## start

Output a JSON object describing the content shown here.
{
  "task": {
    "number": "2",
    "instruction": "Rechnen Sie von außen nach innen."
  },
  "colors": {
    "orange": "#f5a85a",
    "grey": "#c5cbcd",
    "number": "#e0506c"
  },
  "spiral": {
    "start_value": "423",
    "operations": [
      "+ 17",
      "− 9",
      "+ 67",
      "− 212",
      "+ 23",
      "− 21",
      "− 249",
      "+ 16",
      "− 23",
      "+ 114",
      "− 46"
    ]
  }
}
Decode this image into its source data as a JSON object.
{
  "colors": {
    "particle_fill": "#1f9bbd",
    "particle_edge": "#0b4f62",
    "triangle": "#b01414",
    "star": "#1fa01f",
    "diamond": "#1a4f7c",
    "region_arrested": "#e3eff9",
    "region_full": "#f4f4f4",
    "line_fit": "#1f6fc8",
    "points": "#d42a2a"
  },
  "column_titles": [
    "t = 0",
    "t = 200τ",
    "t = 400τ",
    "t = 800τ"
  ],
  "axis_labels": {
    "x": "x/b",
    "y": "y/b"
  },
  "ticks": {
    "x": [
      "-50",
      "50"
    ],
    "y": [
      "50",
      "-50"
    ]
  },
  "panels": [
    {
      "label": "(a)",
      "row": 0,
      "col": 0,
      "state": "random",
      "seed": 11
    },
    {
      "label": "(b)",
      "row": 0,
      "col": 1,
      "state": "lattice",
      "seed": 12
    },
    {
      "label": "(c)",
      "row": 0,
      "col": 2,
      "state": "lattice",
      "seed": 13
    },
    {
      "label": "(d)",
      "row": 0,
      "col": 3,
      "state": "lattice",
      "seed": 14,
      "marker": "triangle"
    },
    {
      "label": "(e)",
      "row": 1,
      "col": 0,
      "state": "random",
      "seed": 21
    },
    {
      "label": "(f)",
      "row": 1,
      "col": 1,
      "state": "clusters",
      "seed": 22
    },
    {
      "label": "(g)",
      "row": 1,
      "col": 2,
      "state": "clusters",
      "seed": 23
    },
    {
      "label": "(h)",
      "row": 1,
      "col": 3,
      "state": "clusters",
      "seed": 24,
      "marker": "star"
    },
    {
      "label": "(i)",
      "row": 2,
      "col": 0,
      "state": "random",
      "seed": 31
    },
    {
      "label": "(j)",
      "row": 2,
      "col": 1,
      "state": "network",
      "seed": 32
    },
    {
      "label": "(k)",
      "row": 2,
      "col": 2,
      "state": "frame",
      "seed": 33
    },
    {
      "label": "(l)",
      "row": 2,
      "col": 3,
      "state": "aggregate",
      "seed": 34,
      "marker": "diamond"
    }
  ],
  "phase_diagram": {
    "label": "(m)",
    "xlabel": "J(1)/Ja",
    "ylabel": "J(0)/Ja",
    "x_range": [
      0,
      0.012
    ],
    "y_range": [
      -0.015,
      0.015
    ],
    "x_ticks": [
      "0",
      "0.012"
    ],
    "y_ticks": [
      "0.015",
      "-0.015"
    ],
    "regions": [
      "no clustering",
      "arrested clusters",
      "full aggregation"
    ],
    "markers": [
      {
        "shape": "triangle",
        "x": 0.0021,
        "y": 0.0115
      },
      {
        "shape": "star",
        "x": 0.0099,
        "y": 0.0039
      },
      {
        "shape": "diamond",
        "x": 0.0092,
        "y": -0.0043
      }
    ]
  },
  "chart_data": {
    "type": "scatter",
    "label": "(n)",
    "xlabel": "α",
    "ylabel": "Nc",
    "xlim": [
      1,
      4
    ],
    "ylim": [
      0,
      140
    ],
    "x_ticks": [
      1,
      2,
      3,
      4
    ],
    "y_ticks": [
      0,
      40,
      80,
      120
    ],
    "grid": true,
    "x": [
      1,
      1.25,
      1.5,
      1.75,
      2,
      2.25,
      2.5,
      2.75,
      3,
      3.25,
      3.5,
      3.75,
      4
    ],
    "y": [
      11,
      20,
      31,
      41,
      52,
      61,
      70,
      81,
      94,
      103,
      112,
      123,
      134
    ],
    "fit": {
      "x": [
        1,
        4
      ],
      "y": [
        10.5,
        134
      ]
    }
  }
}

## end

All of the lines above need to be given again exactly.

Output a JSON object describing the content shown here.
{
  "task": {
    "number": "2",
    "instruction": "Rechnen Sie von außen nach innen."
  },
  "colors": {
    "orange": "#f5a85a",
    "grey": "#c5cbcd",
    "number": "#e0506c"
  },
  "spiral": {
    "start_value": "423",
    "operations": [
      "+ 17",
      "− 9",
      "+ 67",
      "− 212",
      "+ 23",
      "− 21",
      "− 249",
      "+ 16",
      "− 23",
      "+ 114",
      "− 46"
    ]
  }
}
Decode this image into its source data as a JSON object.
{
  "colors": {
    "particle_fill": "#1f9bbd",
    "particle_edge": "#0b4f62",
    "triangle": "#b01414",
    "star": "#1fa01f",
    "diamond": "#1a4f7c",
    "region_arrested": "#e3eff9",
    "region_full": "#f4f4f4",
    "line_fit": "#1f6fc8",
    "points": "#d42a2a"
  },
  "column_titles": [
    "t = 0",
    "t = 200τ",
    "t = 400τ",
    "t = 800τ"
  ],
  "axis_labels": {
    "x": "x/b",
    "y": "y/b"
  },
  "ticks": {
    "x": [
      "-50",
      "50"
    ],
    "y": [
      "50",
      "-50"
    ]
  },
  "panels": [
    {
      "label": "(a)",
      "row": 0,
      "col": 0,
      "state": "random",
      "seed": 11
    },
    {
      "label": "(b)",
      "row": 0,
      "col": 1,
      "state": "lattice",
      "seed": 12
    },
    {
      "label": "(c)",
      "row": 0,
      "col": 2,
      "state": "lattice",
      "seed": 13
    },
    {
      "label": "(d)",
      "row": 0,
      "col": 3,
      "state": "lattice",
      "seed": 14,
      "marker": "triangle"
    },
    {
      "label": "(e)",
      "row": 1,
      "col": 0,
      "state": "random",
      "seed": 21
    },
    {
      "label": "(f)",
      "row": 1,
      "col": 1,
      "state": "clusters",
      "seed": 22
    },
    {
      "label": "(g)",
      "row": 1,
      "col": 2,
      "state": "clusters",
      "seed": 23
    },
    {
      "label": "(h)",
      "row": 1,
      "col": 3,
      "state": "clusters",
      "seed": 24,
      "marker": "star"
    },
    {
      "label": "(i)",
      "row": 2,
      "col": 0,
      "state": "random",
      "seed": 31
    },
    {
      "label": "(j)",
      "row": 2,
      "col": 1,
      "state": "network",
      "seed": 32
    },
    {
      "label": "(k)",
      "row": 2,
      "col": 2,
      "state": "frame",
      "seed": 33
    },
    {
      "label": "(l)",
      "row": 2,
      "col": 3,
      "state": "aggregate",
      "seed": 34,
      "marker": "diamond"
    }
  ],
  "phase_diagram": {
    "label": "(m)",
    "xlabel": "J(1)/Ja",
    "ylabel": "J(0)/Ja",
    "x_range": [
      0,
      0.012
    ],
    "y_range": [
      -0.015,
      0.015
    ],
    "x_ticks": [
      "0",
      "0.012"
    ],
    "y_ticks": [
      "0.015",
      "-0.015"
    ],
    "regions": [
      "no clustering",
      "arrested clusters",
      "full aggregation"
    ],
    "markers": [
      {
        "shape": "triangle",
        "x": 0.0021,
        "y": 0.0115
      },
      {
        "shape": "star",
        "x": 0.0099,
        "y": 0.0039
      },
      {
        "shape": "diamond",
        "x": 0.0092,
        "y": -0.0043
      }
    ]
  },
  "chart_data": {
    "type": "scatter",
    "label": "(n)",
    "xlabel": "α",
    "ylabel": "Nc",
    "xlim": [
      1,
      4
    ],
    "ylim": [
      0,
      140
    ],
    "x_ticks": [
      1,
      2,
      3,
      4
    ],
    "y_ticks": [
      0,
      40,
      80,
      120
    ],
    "grid": true,
    "x": [
      1,
      1.25,
      1.5,
      1.75,
      2,
      2.25,
      2.5,
      2.75,
      3,
      3.25,
      3.5,
      3.75,
      4
    ],
    "y": [
      11,
      20,
      31,
      41,
      52,
      61,
      70,
      81,
      94,
      103,
      112,
      123,
      134
    ],
    "fit": {
      "x": [
        1,
        4
      ],
      "y": [
        10.5,
        134
      ]
    }
  }
}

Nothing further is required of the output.